WHAT IS ASKED
Restate each of the lines below word for word and drop every picture.

DATASET EXCERPTS
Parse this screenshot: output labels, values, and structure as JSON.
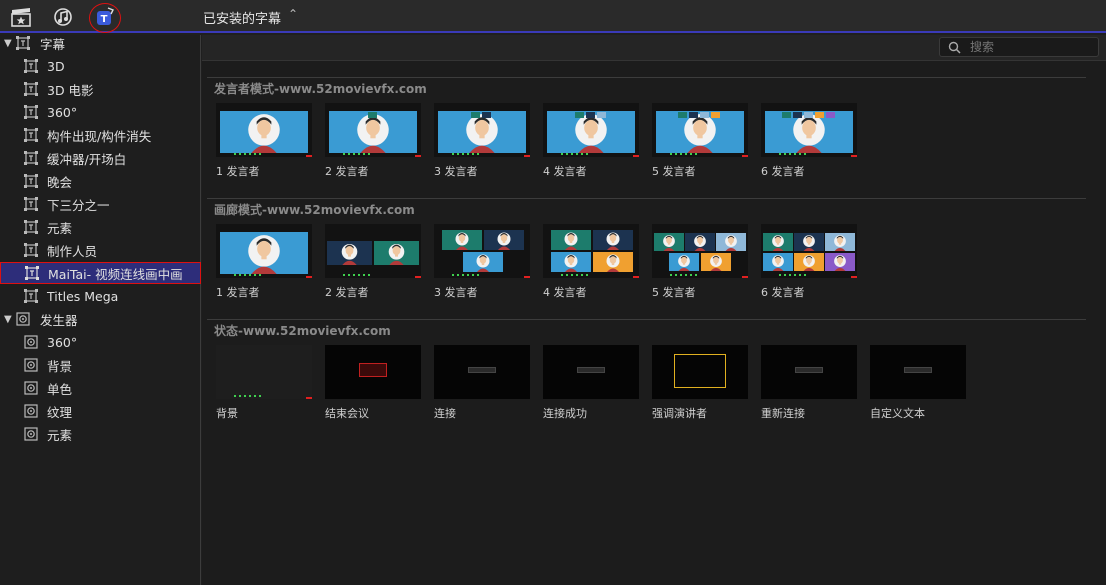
{
  "toolbar": {
    "icons": [
      "clapper-star-icon",
      "music-note-icon",
      "titles-icon"
    ],
    "library_title": "已安装的字幕",
    "library_chevron": "⌃⌄"
  },
  "sidebar": {
    "categories": [
      {
        "label": "字幕",
        "items": [
          "3D",
          "3D 电影",
          "360°",
          "构件出现/构件消失",
          "缓冲器/开场白",
          "晚会",
          "下三分之一",
          "元素",
          "制作人员",
          "MaiTai- 视频连线画中画",
          "Titles Mega"
        ]
      },
      {
        "label": "发生器",
        "items": [
          "360°",
          "背景",
          "单色",
          "纹理",
          "元素"
        ]
      }
    ],
    "selected": "MaiTai- 视频连线画中画"
  },
  "search": {
    "placeholder": "搜索"
  },
  "sections": [
    {
      "title": "发言者模式-www.52movievfx.com",
      "items": [
        "1 发言者",
        "2 发言者",
        "3 发言者",
        "4 发言者",
        "5 发言者",
        "6 发言者"
      ]
    },
    {
      "title": "画廊模式-www.52movievfx.com",
      "items": [
        "1 发言者",
        "2 发言者",
        "3 发言者",
        "4 发言者",
        "5 发言者",
        "6 发言者"
      ]
    },
    {
      "title": "状态-www.52movievfx.com",
      "items": [
        "背景",
        "结束会议",
        "连接",
        "连接成功",
        "强调演讲者",
        "重新连接",
        "自定义文本"
      ]
    }
  ],
  "colors": {
    "accent": "#3a3ab8",
    "selection_bg": "#2d2d7a",
    "highlight_ring": "#dd1111",
    "tile_blue": "#3a9bd3",
    "tile_teal": "#1d7c6c",
    "tile_orange": "#f0a030",
    "tile_purple": "#8a5ac8"
  }
}
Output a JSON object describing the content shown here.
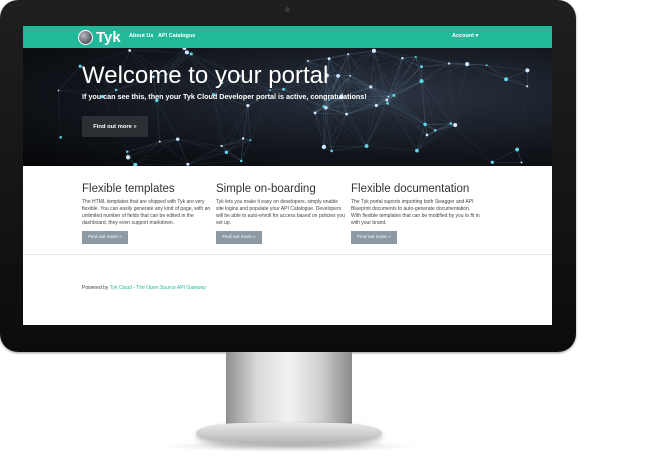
{
  "navbar": {
    "brand": "Tyk",
    "links": [
      "About Us",
      "API Catalogue"
    ],
    "account": "Account ▾"
  },
  "hero": {
    "title": "Welcome to your portal",
    "subtitle": "If you can see this, then your Tyk Cloud Developer portal is active, congratulations!",
    "button": "Find out more »"
  },
  "features": [
    {
      "title": "Flexible templates",
      "text": "The HTML templates that are shipped with Tyk are very flexible. You can easily generate any kind of page, with an unlimited number of fields that can be edited in the dashboard, they even support markdown.",
      "button": "Find out more »"
    },
    {
      "title": "Simple on-boarding",
      "text": "Tyk lets you make it easy on developers, simply enable site logins and populate your API Catalogue. Developers will be able to auto-enroll for access based on policies you set up.",
      "button": "Find out more »"
    },
    {
      "title": "Flexible documentation",
      "text": "The Tyk portal suports importing both Swagger and API Blueprint documents to auto-generate documentation. With flexible templates that can be modified by you to fit in with your brand.",
      "button": "Find out more »"
    }
  ],
  "footer": {
    "prefix": "Powered by ",
    "link": "Tyk Cloud - The Open Source API Gateway"
  },
  "colors": {
    "accent": "#22b99a",
    "hero_bg": "#11151b",
    "button_dark": "#2c3035",
    "button_grey": "#8e9aa3"
  }
}
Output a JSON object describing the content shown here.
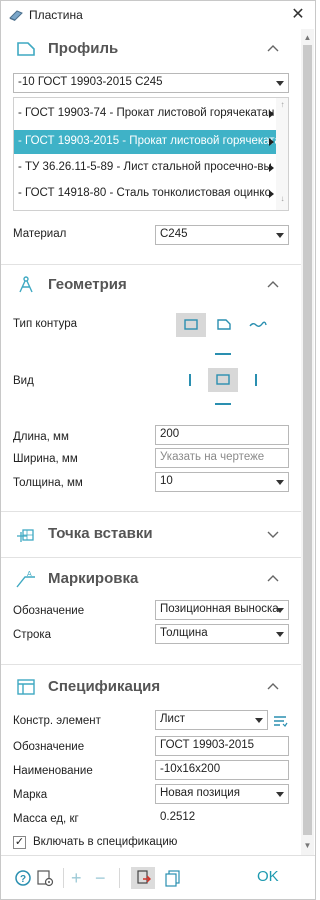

THE ANSWER
Parse this screenshot: output labels, values, and structure as JSON.
{
  "toolbar": {
    "icons": [
      "clapper-star-icon",
      "music-note-icon",
      "titles-icon"
    ],
    "library_title": "已安装的字幕",
    "library_chevron": "⌃⌄"
  },
  "sidebar": {
    "categories": [
      {
        "label": "字幕",
        "items": [
          "3D",
          "3D 电影",
          "360°",
          "构件出现/构件消失",
          "缓冲器/开场白",
          "晚会",
          "下三分之一",
          "元素",
          "制作人员",
          "MaiTai- 视频连线画中画",
          "Titles Mega"
        ]
      },
      {
        "label": "发生器",
        "items": [
          "360°",
          "背景",
          "单色",
          "纹理",
          "元素"
        ]
      }
    ],
    "selected": "MaiTai- 视频连线画中画"
  },
  "search": {
    "placeholder": "搜索"
  },
  "sections": [
    {
      "title": "发言者模式-www.52movievfx.com",
      "items": [
        "1 发言者",
        "2 发言者",
        "3 发言者",
        "4 发言者",
        "5 发言者",
        "6 发言者"
      ]
    },
    {
      "title": "画廊模式-www.52movievfx.com",
      "items": [
        "1 发言者",
        "2 发言者",
        "3 发言者",
        "4 发言者",
        "5 发言者",
        "6 发言者"
      ]
    },
    {
      "title": "状态-www.52movievfx.com",
      "items": [
        "背景",
        "结束会议",
        "连接",
        "连接成功",
        "强调演讲者",
        "重新连接",
        "自定义文本"
      ]
    }
  ],
  "colors": {
    "accent": "#3a3ab8",
    "selection_bg": "#2d2d7a",
    "highlight_ring": "#dd1111",
    "tile_blue": "#3a9bd3",
    "tile_teal": "#1d7c6c",
    "tile_orange": "#f0a030",
    "tile_purple": "#8a5ac8"
  }
}
Output a JSON object describing the content shown here.
{
  "navbar": {
    "brand": "Tyk",
    "links": [
      "About Us",
      "API Catalogue"
    ],
    "account": "Account ▾"
  },
  "hero": {
    "title": "Welcome to your portal",
    "subtitle": "If you can see this, then your Tyk Cloud Developer portal is active, congratulations!",
    "button": "Find out more »"
  },
  "features": [
    {
      "title": "Flexible templates",
      "text": "The HTML templates that are shipped with Tyk are very flexible. You can easily generate any kind of page, with an unlimited number of fields that can be edited in the dashboard, they even support markdown.",
      "button": "Find out more »"
    },
    {
      "title": "Simple on-boarding",
      "text": "Tyk lets you make it easy on developers, simply enable site logins and populate your API Catalogue. Developers will be able to auto-enroll for access based on policies you set up.",
      "button": "Find out more »"
    },
    {
      "title": "Flexible documentation",
      "text": "The Tyk portal suports importing both Swagger and API Blueprint documents to auto-generate documentation. With flexible templates that can be modified by you to fit in with your brand.",
      "button": "Find out more »"
    }
  ],
  "footer": {
    "prefix": "Powered by ",
    "link": "Tyk Cloud - The Open Source API Gateway"
  },
  "colors": {
    "accent": "#22b99a",
    "hero_bg": "#11151b",
    "button_dark": "#2c3035",
    "button_grey": "#8e9aa3"
  }
}
Output a JSON object describing the content shown here.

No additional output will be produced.